WRITTEN EXERCISE.
Your task is to extract every line from the material below exactly.

LISTING.
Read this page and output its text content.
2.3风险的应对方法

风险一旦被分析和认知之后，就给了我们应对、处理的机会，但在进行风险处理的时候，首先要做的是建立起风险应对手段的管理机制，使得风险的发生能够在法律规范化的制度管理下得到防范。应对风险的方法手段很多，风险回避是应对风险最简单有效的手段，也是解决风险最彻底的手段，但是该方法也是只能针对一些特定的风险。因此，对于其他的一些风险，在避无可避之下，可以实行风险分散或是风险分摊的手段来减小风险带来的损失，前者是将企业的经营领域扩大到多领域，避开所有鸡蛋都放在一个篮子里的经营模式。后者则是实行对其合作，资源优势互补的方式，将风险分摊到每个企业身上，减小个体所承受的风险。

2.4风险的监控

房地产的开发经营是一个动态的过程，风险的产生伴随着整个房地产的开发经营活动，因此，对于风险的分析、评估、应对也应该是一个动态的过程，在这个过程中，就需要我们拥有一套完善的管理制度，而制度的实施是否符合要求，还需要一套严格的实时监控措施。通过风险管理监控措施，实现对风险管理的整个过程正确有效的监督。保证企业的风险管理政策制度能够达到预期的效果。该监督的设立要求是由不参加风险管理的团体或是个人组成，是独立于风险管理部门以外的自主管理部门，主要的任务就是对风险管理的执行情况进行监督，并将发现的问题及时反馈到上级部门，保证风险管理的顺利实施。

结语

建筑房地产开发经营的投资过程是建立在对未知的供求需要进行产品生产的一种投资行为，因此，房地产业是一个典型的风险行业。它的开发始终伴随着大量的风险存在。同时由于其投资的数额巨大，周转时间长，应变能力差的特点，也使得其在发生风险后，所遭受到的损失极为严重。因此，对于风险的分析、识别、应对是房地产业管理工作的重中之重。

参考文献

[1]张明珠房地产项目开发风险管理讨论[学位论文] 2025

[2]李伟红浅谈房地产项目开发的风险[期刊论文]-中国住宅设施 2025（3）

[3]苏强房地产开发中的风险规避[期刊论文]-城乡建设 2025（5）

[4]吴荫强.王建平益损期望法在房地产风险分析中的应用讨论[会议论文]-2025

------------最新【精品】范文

EXERCISE RESULT.
Read this page and output its text content.
2.3风险的应对方法

风险一旦被分析和认知之后，就给了我们应对、处理的机会，但在进行风险处理的时候，首先要做的是建立起风险应对手段的管理机制，使得风险的发生能够在法律规范化的制度管理下得到防范。应对风险的方法手段很多，风险回避是应对风险最简单有效的手段，也是解决风险最彻底的手段，但是该方法也是只能针对一些特定的风险。因此，对于其他的一些风险，在避无可避之下，可以实行风险分散或是风险分摊的手段来减小风险带来的损失，前者是将企业的经营领域扩大到多领域，避开所有鸡蛋都放在一个篮子里的经营模式。后者则是实行对其合作，资源优势互补的方式，将风险分摊到每个企业身上，减小个体所承受的风险。

2.4风险的监控

房地产的开发经营是一个动态的过程，风险的产生伴随着整个房地产的开发经营活动，因此，对于风险的分析、评估、应对也应该是一个动态的过程，在这个过程中，就需要我们拥有一套完善的管理制度，而制度的实施是否符合要求，还需要一套严格的实时监控措施。通过风险管理监控措施，实现对风险管理的整个过程正确有效的监督。保证企业的风险管理政策制度能够达到预期的效果。该监督的设立要求是由不参加风险管理的团体或是个人组成，是独立于风险管理部门以外的自主管理部门，主要的任务就是对风险管理的执行情况进行监督，并将发现的问题及时反馈到上级部门，保证风险管理的顺利实施。

结语

建筑房地产开发经营的投资过程是建立在对未知的供求需要进行产品生产的一种投资行为，因此，房地产业是一个典型的风险行业。它的开发始终伴随着大量的风险存在。同时由于其投资的数额巨大，周转时间长，应变能力差的特点，也使得其在发生风险后，所遭受到的损失极为严重。因此，对于风险的分析、识别、应对是房地产业管理工作的重中之重。

参考文献

[1]张明珠房地产项目开发风险管理讨论[学位论文] 2025

[2]李伟红浅谈房地产项目开发的风险[期刊论文]-中国住宅设施 2025（3）

[3]苏强房地产开发中的风险规避[期刊论文]-城乡建设 2025（5）

[4]吴荫强.王建平益损期望法在房地产风险分析中的应用讨论[会议论文]-2025

------------最新【精品】范文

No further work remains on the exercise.